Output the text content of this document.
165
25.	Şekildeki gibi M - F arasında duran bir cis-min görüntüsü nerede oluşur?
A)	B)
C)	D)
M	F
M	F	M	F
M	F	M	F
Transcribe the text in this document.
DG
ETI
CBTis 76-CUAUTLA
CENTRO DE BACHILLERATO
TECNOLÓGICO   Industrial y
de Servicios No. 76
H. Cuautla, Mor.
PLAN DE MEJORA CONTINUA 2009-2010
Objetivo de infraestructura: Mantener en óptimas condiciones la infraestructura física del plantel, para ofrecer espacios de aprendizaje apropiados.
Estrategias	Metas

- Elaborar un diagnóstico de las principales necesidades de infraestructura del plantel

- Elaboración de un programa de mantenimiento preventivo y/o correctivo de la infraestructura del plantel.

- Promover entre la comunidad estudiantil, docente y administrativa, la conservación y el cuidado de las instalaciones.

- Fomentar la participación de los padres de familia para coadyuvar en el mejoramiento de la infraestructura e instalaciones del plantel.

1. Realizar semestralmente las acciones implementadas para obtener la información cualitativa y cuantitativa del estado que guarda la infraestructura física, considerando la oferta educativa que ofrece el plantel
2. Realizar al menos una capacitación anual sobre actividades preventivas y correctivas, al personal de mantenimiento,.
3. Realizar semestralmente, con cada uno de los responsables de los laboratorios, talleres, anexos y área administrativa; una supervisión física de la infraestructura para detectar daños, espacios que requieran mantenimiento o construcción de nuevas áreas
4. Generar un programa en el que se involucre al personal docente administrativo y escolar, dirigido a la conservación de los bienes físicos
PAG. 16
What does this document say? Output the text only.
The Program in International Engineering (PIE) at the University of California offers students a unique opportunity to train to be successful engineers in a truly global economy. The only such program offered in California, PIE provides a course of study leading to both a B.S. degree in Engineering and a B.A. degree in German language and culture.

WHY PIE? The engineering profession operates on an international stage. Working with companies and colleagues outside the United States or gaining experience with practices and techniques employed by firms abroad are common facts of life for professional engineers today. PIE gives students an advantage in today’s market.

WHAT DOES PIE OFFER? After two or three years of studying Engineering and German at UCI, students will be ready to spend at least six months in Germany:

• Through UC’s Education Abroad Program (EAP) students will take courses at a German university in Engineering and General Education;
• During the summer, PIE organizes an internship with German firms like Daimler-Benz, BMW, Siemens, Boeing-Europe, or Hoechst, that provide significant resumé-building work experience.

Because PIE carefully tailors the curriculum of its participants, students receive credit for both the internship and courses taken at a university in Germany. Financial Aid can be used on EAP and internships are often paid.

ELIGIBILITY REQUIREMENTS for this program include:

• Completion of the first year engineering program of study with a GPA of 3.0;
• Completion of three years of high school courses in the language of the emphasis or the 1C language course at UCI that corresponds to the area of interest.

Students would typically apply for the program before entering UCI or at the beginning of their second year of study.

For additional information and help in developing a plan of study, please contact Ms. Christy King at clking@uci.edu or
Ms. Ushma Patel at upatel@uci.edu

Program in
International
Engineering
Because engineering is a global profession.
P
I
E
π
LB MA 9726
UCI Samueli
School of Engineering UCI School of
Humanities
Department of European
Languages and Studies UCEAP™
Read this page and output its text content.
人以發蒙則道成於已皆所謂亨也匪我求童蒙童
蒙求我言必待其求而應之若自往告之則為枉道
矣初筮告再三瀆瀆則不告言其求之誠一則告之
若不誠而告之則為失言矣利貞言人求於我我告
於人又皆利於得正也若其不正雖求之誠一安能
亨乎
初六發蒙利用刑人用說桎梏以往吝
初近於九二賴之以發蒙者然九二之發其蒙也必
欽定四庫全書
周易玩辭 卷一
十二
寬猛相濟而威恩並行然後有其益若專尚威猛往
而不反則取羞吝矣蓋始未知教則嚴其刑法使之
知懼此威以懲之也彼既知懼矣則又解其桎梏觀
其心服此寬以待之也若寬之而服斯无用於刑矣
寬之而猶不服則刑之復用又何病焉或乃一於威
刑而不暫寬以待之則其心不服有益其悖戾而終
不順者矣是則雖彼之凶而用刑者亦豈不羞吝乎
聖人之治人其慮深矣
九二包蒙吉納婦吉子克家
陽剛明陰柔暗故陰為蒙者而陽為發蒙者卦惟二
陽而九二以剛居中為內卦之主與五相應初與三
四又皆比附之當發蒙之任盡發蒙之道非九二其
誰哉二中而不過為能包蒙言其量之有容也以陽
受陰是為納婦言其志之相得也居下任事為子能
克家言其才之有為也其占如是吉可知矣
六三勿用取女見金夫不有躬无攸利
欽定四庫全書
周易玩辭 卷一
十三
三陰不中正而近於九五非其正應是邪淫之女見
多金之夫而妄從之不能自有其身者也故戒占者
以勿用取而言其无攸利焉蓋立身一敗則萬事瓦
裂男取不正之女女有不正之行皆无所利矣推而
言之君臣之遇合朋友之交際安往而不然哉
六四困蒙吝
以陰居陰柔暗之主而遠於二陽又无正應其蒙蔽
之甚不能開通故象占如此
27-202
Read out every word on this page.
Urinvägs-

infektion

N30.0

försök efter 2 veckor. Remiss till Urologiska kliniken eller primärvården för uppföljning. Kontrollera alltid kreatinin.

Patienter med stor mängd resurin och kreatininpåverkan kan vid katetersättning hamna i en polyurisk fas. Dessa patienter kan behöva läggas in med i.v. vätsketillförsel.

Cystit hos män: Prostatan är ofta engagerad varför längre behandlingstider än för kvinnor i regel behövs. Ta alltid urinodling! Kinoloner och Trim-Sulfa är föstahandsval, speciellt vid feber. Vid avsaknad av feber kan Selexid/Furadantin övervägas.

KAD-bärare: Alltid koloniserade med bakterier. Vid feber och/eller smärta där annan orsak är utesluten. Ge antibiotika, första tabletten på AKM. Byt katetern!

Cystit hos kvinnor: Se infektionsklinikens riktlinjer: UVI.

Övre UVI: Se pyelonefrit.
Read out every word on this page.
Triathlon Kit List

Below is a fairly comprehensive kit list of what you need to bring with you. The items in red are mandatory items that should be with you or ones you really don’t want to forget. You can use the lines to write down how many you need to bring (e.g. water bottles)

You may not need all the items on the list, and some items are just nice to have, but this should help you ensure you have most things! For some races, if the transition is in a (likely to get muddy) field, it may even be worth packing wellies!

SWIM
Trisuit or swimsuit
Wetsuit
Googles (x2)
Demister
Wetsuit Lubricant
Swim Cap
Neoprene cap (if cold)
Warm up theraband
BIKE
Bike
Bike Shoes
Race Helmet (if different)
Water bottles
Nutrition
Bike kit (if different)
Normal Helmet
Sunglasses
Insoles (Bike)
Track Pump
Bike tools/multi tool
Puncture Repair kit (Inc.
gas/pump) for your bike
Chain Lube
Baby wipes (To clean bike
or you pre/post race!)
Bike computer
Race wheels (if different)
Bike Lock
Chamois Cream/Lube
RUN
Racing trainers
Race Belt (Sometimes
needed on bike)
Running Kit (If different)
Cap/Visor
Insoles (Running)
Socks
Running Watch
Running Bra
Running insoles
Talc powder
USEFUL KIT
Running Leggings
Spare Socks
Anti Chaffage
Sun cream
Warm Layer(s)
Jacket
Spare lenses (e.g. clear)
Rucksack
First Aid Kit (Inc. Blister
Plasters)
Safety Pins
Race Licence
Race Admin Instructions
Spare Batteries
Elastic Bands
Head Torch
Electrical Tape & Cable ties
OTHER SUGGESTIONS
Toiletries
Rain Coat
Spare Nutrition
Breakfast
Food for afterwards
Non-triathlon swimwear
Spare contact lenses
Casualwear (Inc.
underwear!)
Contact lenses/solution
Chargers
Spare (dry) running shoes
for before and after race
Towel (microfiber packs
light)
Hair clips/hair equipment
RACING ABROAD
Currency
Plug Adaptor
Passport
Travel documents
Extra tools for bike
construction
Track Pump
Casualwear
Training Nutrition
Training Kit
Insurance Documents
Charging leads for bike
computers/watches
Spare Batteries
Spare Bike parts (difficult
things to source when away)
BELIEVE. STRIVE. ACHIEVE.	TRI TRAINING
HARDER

....

__SET EXERCISE__
Tell how many lines above contain the word "different". Give the number alone.

__ANSWER TO THIS PROBLEM__
4